Text shown.
━━━━━━━━━━━━━━━━

An introduction to the magic of jq

May 31, 2022
manav@ente.io

jq is a magical tool for dealing with JSON on the CLI. Like its famous predecessors, sed and awk, it is unfriendly to beginners (or as the neckbeards of old would say, it is just choosy in who it considers as friends).

The unfriendliness comes in large part because of a historical tendency in the man pages of these tools to not provide examples. The man pages of all these are extremely well written, and a pleasure to read (yes, I'm that sort of a person who likes spending Sundays reading man pages). But because of a lack of examples, they are opaque to beginners.

Enough ranting, let's show some of the magic of jq.

The task I wanted to do was, well, compare two lists. First a bit of background: we have a security group on Scaleway that restricts inbound connections to our API server instances. The only entity we want to be able to open connections to these is Cloudflare, which provides the load balancer that api.ente.io resolves to, and then reverse proxies incoming connections to our API server instances. So the IP ranges from which Cloudflare can connect to our instances should be whitelisted in our Scaleway security group.

So my goal is to ensure that the two lists -- the allowed IP ranges in the security group, and Cloudflare's IP ranges -- match.

This is perfect for demonstrating the power of jq. We'll see filtering, joining, sorting, and more. The hope is that with a real example (this is something I actually needed to do), the usefulness of jq is even more apparent.

First, let's start off by getting the ID of our security group. We'll use the Scaleway CLI tool (called scw).

$ scw instance security-group list name=scg-prod
ID                                    NAME      DESCRIPTION
xxxxxxxx-xxxx-xxxx-xxxx-xxxxxxxxxxxx  scg-prod  Security group - ...

We want the output in JSON format, for which the scw command provides the handy --output json switch.

$ scw instance security-group list --output json name=scg-prod
[{"id":"xxxxxxxx-xxxx-xxxx-xxxx-xxxxxxxxxxxx","name":"scg-prod",...}]

We get big blob of JSON, machine readable, but unreadable to us. Let's prettify it by piping it into jq.

$ scw instance security-group list --output json name=scg-prod | jq
[
  {
    "id": "xxxxxxxx-xxxx-xxxx-xxxx-xxxxxxxxxxxx",
    "name": "scg-prod",
    ...
   }
]

If you take nothing else away from this post, just remember that | jq is a quick way to prettify JSON.

Moving on though. We only want the "id" of the security group (we need it for the next command that gets the security group details). For doing this, we can use .id to get jq to only emit the value of the "id" field in the JSON object we give it.

The JSON we see above is an array, but we only care about the first element, so we can use first to get at that. Combining the first (to get the first element), and .id (to get the value of "id" from within that element), we get

$ scw instance security-group list --output json name=scg-prod | jq 'first.id'
"xxxxxxxx-xxxx-xxxx-xxxx-xxxxxxxxxxxx"

We just want the value without the quotes, so let us ask jq to give us raw output by specifying the "--raw-output" flag (or its shorthand, "-r").

━━━━━━━━━━━━━━━━

Exercise aim.
Answer these from the jq introduction above:
(a) Which company provides the load balancer that api.ente.io resolves to?
(b) What switch makes the scw command give its output in JSON format?
(c) What is the shorthand for the "--raw-output" flag?

Raw data.
━━━━━━━━━━━━━━━━

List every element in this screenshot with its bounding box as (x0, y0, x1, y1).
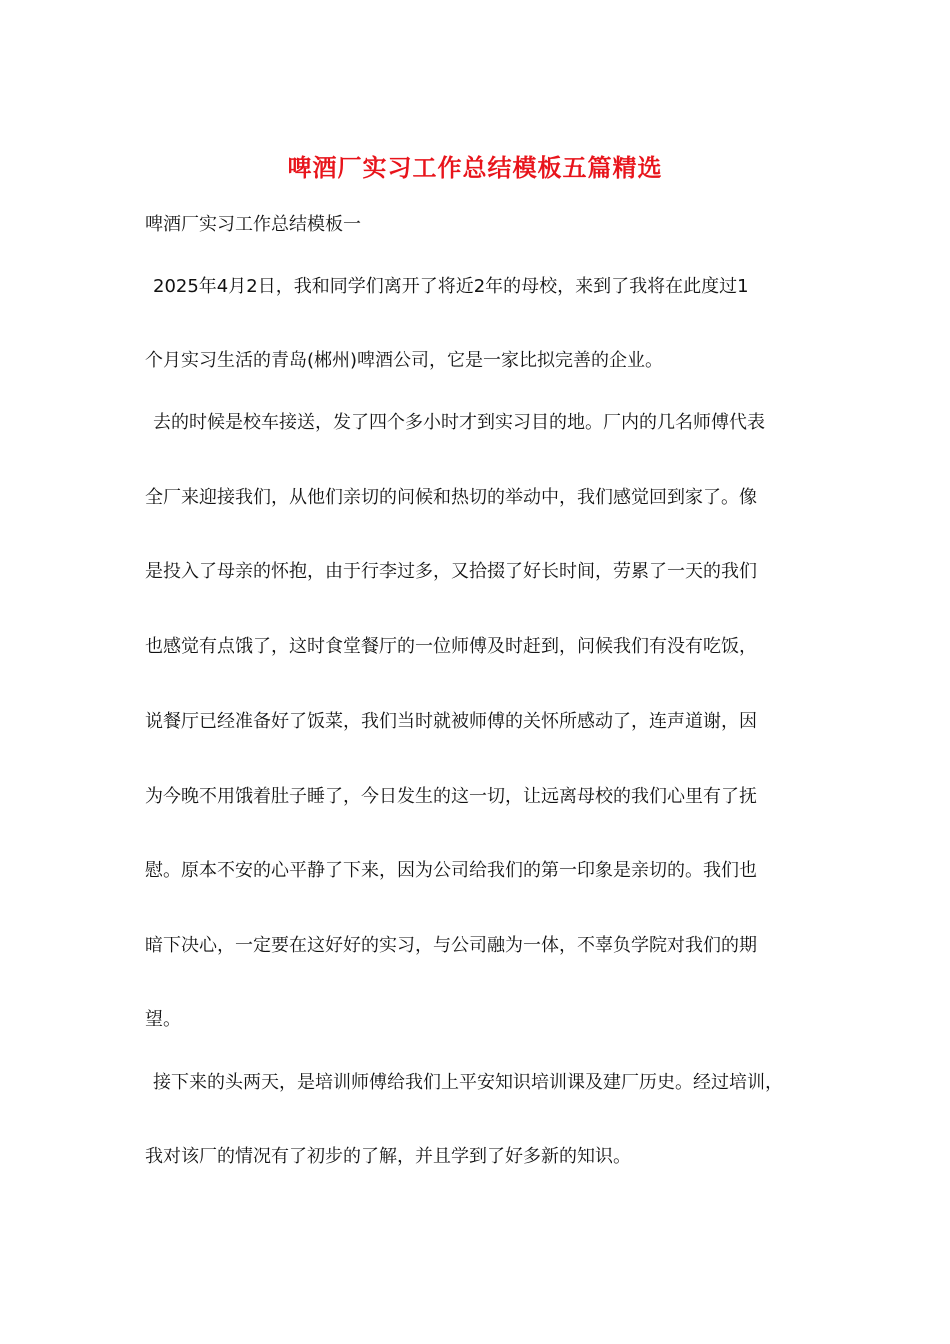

━━━━━━━━━━━━━━━━

Task result.
(a) Cloudflare
(b) --output json
(c) -r